--- BEGIN ---
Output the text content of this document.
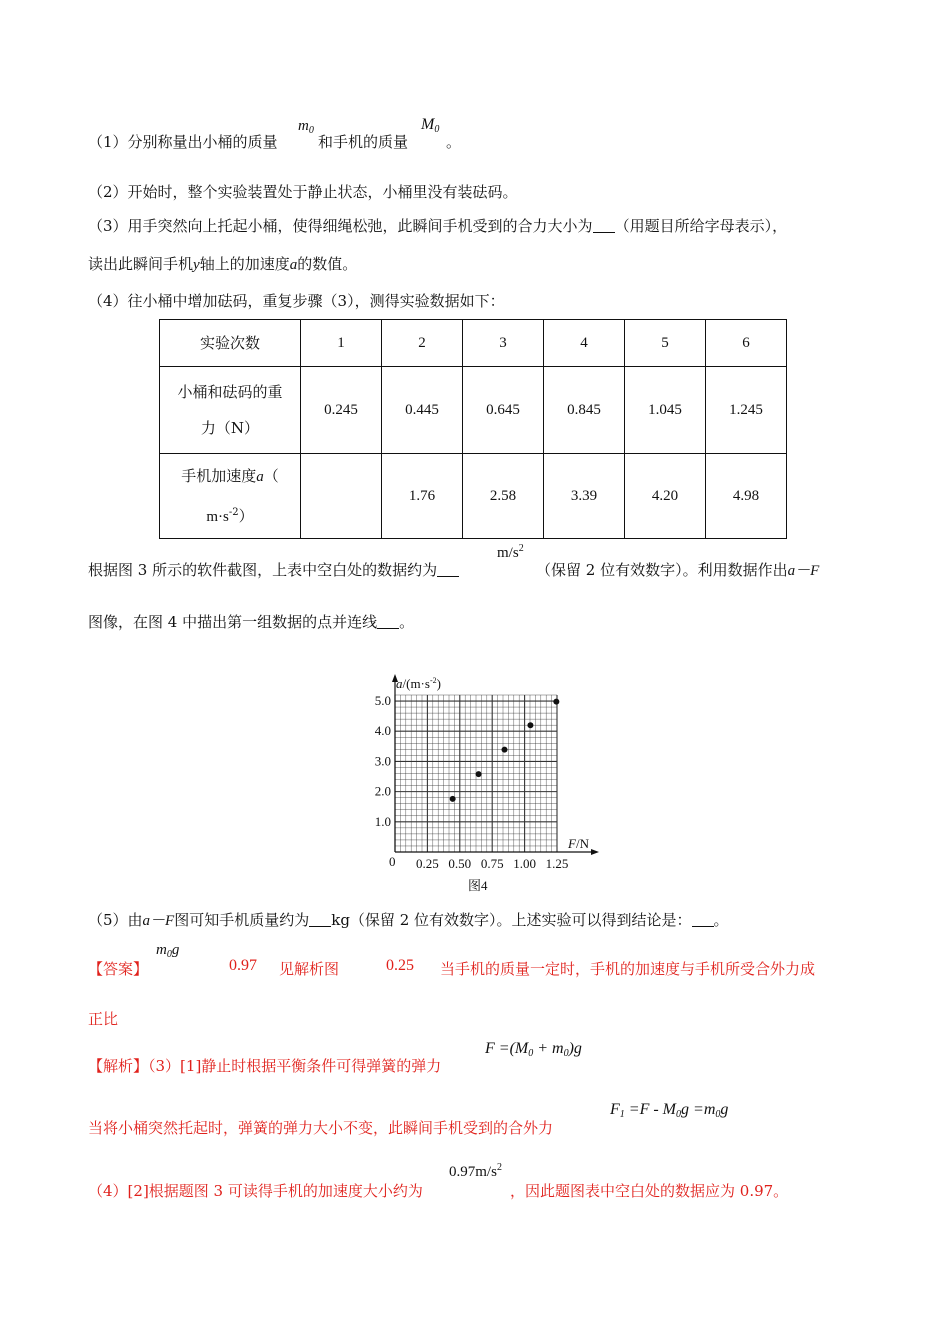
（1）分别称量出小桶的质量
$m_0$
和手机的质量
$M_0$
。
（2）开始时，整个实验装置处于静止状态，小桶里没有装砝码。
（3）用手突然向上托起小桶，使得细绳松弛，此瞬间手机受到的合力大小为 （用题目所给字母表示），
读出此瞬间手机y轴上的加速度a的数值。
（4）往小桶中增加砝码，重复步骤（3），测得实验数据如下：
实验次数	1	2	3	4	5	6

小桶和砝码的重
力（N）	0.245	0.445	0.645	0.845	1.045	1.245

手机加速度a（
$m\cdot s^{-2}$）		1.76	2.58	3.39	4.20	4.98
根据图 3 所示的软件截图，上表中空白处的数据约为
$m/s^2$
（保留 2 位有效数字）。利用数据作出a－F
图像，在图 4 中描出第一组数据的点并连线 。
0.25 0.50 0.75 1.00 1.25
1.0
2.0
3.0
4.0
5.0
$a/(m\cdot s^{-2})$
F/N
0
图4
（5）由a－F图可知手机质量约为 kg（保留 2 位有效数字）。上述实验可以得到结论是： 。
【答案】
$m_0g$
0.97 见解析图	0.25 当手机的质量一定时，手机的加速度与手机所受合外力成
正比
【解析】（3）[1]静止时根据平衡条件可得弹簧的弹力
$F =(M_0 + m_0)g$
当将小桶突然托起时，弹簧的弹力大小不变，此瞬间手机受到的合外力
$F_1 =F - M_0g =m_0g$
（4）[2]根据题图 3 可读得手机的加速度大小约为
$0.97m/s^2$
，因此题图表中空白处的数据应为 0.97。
--- END ---
Please write out all of the material above without changing a word, and omit any pictures.

Output the text content of this document.
（1）分别称量出小桶的质量
$m_0$
和手机的质量
$M_0$
。
（2）开始时，整个实验装置处于静止状态，小桶里没有装砝码。
（3）用手突然向上托起小桶，使得细绳松弛，此瞬间手机受到的合力大小为 （用题目所给字母表示），
读出此瞬间手机y轴上的加速度a的数值。
（4）往小桶中增加砝码，重复步骤（3），测得实验数据如下：
实验次数	1	2	3	4	5	6

小桶和砝码的重
力（N）	0.245	0.445	0.645	0.845	1.045	1.245

手机加速度a（
$m\cdot s^{-2}$）		1.76	2.58	3.39	4.20	4.98
根据图 3 所示的软件截图，上表中空白处的数据约为
$m/s^2$
（保留 2 位有效数字）。利用数据作出a－F
图像，在图 4 中描出第一组数据的点并连线 。
0.25 0.50 0.75 1.00 1.25
1.0
2.0
3.0
4.0
5.0
$a/(m\cdot s^{-2})$
F/N
0
图4
（5）由a－F图可知手机质量约为 kg（保留 2 位有效数字）。上述实验可以得到结论是： 。
【答案】
$m_0g$
0.97 见解析图	0.25 当手机的质量一定时，手机的加速度与手机所受合外力成
正比
【解析】（3）[1]静止时根据平衡条件可得弹簧的弹力
$F =(M_0 + m_0)g$
当将小桶突然托起时，弹簧的弹力大小不变，此瞬间手机受到的合外力
$F_1 =F - M_0g =m_0g$
（4）[2]根据题图 3 可读得手机的加速度大小约为
$0.97m/s^2$
，因此题图表中空白处的数据应为 0.97。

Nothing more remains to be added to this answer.